Find the lines below that contain the string "this". Copy each one.

## Information shown
....

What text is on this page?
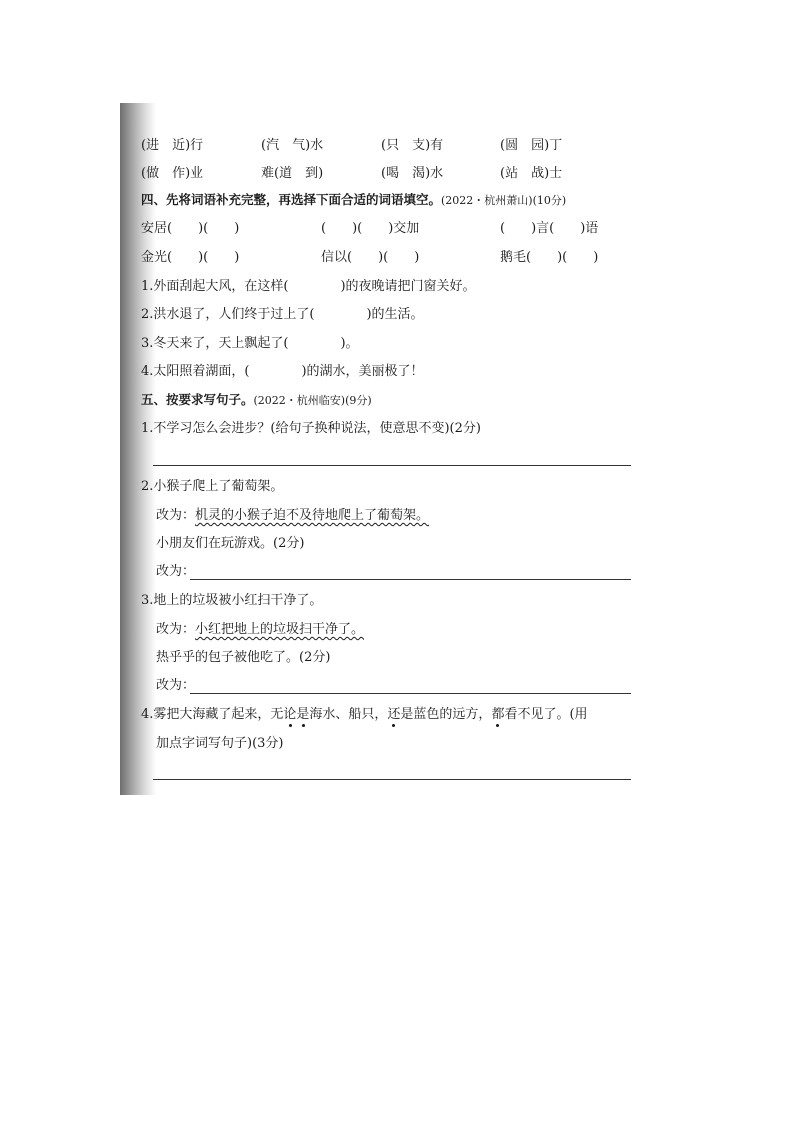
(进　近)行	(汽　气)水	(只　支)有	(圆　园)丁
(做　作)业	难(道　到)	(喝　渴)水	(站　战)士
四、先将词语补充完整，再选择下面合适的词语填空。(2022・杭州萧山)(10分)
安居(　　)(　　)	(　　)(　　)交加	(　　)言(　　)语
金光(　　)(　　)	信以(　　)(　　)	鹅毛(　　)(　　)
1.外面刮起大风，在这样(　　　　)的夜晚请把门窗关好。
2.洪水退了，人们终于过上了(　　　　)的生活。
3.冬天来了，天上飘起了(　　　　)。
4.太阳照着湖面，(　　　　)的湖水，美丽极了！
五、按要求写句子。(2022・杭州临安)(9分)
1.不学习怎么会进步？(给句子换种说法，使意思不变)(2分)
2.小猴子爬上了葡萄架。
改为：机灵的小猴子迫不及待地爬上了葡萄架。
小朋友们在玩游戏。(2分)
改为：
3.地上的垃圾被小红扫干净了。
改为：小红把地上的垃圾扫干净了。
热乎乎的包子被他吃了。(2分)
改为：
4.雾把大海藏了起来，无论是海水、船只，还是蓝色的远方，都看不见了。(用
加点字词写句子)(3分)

....

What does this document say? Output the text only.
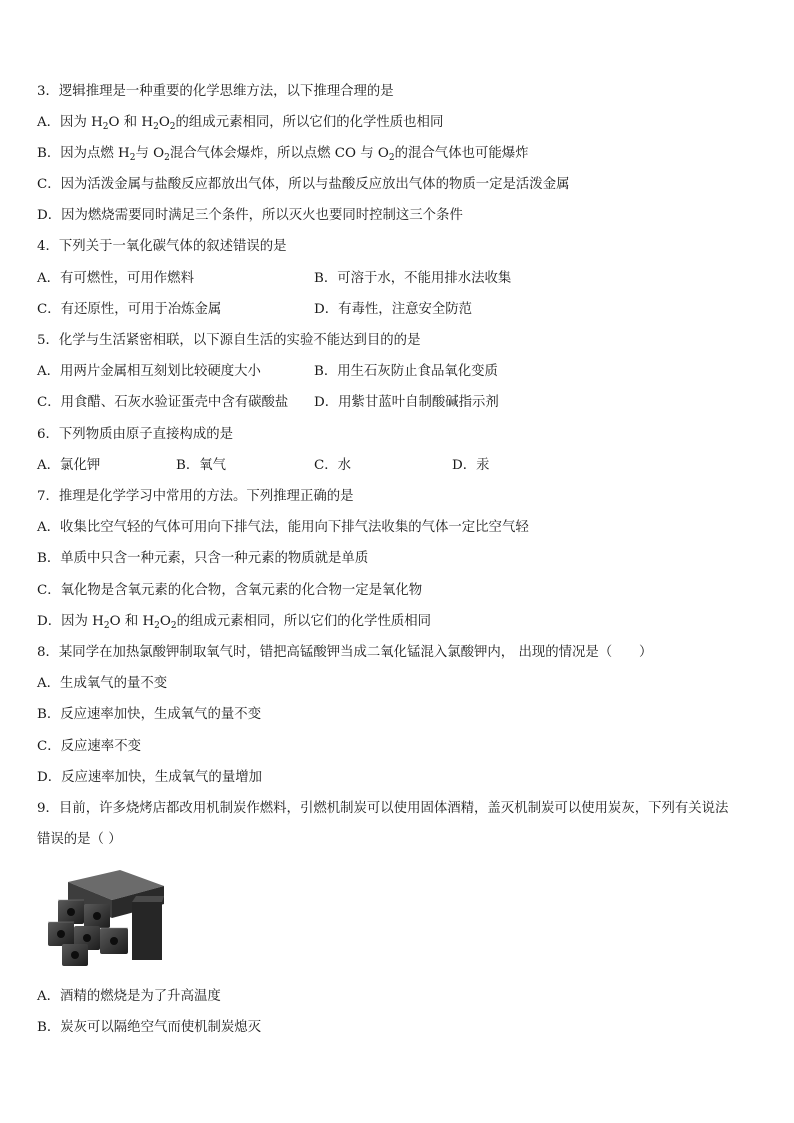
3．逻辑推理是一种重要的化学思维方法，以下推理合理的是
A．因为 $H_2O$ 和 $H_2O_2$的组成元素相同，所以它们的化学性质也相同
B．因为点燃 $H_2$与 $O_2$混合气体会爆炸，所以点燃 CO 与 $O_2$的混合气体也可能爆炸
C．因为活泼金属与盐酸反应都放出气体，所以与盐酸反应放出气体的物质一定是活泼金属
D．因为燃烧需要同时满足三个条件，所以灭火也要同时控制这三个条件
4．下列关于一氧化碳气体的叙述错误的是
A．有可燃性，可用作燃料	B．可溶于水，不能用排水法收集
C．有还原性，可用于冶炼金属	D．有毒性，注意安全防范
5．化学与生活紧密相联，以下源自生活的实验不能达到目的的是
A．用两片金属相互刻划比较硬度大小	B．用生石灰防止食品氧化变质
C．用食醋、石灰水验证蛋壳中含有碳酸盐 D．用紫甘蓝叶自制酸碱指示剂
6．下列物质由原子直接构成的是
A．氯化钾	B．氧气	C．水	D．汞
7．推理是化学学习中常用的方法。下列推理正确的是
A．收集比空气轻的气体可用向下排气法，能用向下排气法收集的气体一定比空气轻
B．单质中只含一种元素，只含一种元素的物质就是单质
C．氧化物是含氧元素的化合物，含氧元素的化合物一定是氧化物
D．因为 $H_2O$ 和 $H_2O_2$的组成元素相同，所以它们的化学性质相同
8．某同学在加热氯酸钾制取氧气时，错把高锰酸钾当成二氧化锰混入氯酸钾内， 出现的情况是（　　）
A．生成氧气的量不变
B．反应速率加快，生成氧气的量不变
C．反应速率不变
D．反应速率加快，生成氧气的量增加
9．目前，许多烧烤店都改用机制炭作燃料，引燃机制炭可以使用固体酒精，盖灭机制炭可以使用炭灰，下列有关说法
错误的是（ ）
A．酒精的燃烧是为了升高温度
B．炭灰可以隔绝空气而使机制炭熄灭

....

## The completed task
What text is on this page?
What does this document say? Output the text only.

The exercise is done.